■ **Data listing**
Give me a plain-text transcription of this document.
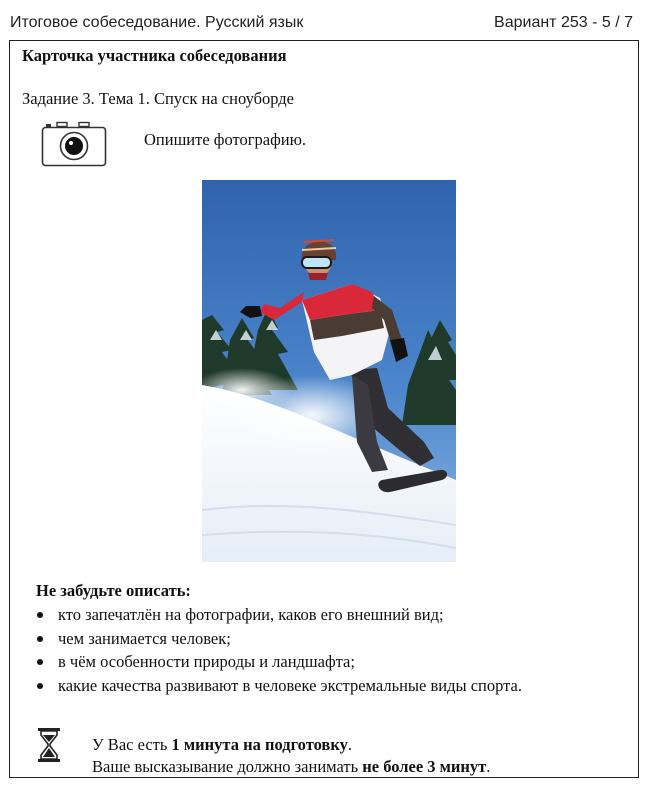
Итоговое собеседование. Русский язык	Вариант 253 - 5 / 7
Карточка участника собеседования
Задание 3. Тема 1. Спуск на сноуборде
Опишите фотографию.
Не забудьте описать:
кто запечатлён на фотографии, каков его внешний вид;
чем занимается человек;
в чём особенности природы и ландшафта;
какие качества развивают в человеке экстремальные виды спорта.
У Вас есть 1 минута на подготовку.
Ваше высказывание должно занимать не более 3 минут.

■ **What you will do**
Omit the pictures, then quote the rest of the material above exactly.

■ **Complete output**
Give me a plain-text transcription of this document.
Итоговое собеседование. Русский язык	Вариант 253 - 5 / 7
Карточка участника собеседования
Задание 3. Тема 1. Спуск на сноуборде
Опишите фотографию.
Не забудьте описать:
кто запечатлён на фотографии, каков его внешний вид;
чем занимается человек;
в чём особенности природы и ландшафта;
какие качества развивают в человеке экстремальные виды спорта.
У Вас есть 1 минута на подготовку.
Ваше высказывание должно занимать не более 3 минут.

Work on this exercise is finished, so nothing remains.